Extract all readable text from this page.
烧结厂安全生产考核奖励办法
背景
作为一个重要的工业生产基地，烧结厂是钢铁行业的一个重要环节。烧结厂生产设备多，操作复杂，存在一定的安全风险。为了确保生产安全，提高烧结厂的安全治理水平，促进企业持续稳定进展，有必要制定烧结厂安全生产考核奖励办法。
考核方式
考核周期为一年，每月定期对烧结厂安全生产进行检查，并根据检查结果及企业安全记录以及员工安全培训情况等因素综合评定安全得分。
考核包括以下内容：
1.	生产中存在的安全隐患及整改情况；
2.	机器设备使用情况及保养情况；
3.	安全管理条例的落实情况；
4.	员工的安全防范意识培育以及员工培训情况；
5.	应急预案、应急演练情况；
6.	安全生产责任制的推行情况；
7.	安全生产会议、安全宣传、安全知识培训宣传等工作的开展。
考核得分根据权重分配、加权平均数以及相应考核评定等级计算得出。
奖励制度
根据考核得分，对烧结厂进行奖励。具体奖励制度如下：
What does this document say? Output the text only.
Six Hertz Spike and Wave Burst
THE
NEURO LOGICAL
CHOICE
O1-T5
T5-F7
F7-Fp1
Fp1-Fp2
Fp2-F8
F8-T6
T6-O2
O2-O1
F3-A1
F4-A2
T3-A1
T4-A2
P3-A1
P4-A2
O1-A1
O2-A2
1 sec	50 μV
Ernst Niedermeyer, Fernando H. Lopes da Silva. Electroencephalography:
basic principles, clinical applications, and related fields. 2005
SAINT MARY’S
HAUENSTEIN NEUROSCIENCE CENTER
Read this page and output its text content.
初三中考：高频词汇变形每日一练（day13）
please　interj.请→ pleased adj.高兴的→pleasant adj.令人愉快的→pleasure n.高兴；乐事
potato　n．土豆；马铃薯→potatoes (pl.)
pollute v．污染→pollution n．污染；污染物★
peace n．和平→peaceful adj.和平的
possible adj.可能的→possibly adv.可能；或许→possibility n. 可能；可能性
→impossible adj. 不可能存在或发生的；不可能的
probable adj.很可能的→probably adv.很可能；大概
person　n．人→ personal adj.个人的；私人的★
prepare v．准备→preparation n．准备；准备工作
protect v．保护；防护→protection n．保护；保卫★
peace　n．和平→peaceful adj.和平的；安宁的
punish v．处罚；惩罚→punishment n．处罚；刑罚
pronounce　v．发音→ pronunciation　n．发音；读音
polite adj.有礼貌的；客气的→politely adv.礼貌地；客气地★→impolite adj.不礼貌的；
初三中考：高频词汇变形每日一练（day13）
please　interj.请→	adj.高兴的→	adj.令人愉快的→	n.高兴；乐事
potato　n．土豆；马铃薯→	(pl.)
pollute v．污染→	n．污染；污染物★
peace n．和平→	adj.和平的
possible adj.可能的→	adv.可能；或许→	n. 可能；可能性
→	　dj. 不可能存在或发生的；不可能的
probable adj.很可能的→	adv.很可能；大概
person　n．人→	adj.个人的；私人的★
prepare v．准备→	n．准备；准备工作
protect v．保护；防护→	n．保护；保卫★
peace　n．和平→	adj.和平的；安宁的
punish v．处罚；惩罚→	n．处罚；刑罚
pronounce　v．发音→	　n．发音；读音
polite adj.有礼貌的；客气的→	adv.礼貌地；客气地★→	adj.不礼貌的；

_ _ _ _

* **Goal**: Print all the data exactly.

* **Exercise output**:
Extract all readable text from this page.
烧结厂安全生产考核奖励办法
背景
作为一个重要的工业生产基地，烧结厂是钢铁行业的一个重要环节。烧结厂生产设备多，操作复杂，存在一定的安全风险。为了确保生产安全，提高烧结厂的安全治理水平，促进企业持续稳定进展，有必要制定烧结厂安全生产考核奖励办法。
考核方式
考核周期为一年，每月定期对烧结厂安全生产进行检查，并根据检查结果及企业安全记录以及员工安全培训情况等因素综合评定安全得分。
考核包括以下内容：
1.	生产中存在的安全隐患及整改情况；
2.	机器设备使用情况及保养情况；
3.	安全管理条例的落实情况；
4.	员工的安全防范意识培育以及员工培训情况；
5.	应急预案、应急演练情况；
6.	安全生产责任制的推行情况；
7.	安全生产会议、安全宣传、安全知识培训宣传等工作的开展。
考核得分根据权重分配、加权平均数以及相应考核评定等级计算得出。
奖励制度
根据考核得分，对烧结厂进行奖励。具体奖励制度如下：
What does this document say? Output the text only.
Six Hertz Spike and Wave Burst
THE
NEURO LOGICAL
CHOICE
O1-T5
T5-F7
F7-Fp1
Fp1-Fp2
Fp2-F8
F8-T6
T6-O2
O2-O1
F3-A1
F4-A2
T3-A1
T4-A2
P3-A1
P4-A2
O1-A1
O2-A2
1 sec	50 μV
Ernst Niedermeyer, Fernando H. Lopes da Silva. Electroencephalography:
basic principles, clinical applications, and related fields. 2005
SAINT MARY’S
HAUENSTEIN NEUROSCIENCE CENTER
Read this page and output its text content.
初三中考：高频词汇变形每日一练（day13）
please　interj.请→ pleased adj.高兴的→pleasant adj.令人愉快的→pleasure n.高兴；乐事
potato　n．土豆；马铃薯→potatoes (pl.)
pollute v．污染→pollution n．污染；污染物★
peace n．和平→peaceful adj.和平的
possible adj.可能的→possibly adv.可能；或许→possibility n. 可能；可能性
→impossible adj. 不可能存在或发生的；不可能的
probable adj.很可能的→probably adv.很可能；大概
person　n．人→ personal adj.个人的；私人的★
prepare v．准备→preparation n．准备；准备工作
protect v．保护；防护→protection n．保护；保卫★
peace　n．和平→peaceful adj.和平的；安宁的
punish v．处罚；惩罚→punishment n．处罚；刑罚
pronounce　v．发音→ pronunciation　n．发音；读音
polite adj.有礼貌的；客气的→politely adv.礼貌地；客气地★→impolite adj.不礼貌的；
初三中考：高频词汇变形每日一练（day13）
please　interj.请→	adj.高兴的→	adj.令人愉快的→	n.高兴；乐事
potato　n．土豆；马铃薯→	(pl.)
pollute v．污染→	n．污染；污染物★
peace n．和平→	adj.和平的
possible adj.可能的→	adv.可能；或许→	n. 可能；可能性
→	　dj. 不可能存在或发生的；不可能的
probable adj.很可能的→	adv.很可能；大概
person　n．人→	adj.个人的；私人的★
prepare v．准备→	n．准备；准备工作
protect v．保护；防护→	n．保护；保卫★
peace　n．和平→	adj.和平的；安宁的
punish v．处罚；惩罚→	n．处罚；刑罚
pronounce　v．发音→	　n．发音；读音
polite adj.有礼貌的；客气的→	adv.礼貌地；客气地★→	adj.不礼貌的；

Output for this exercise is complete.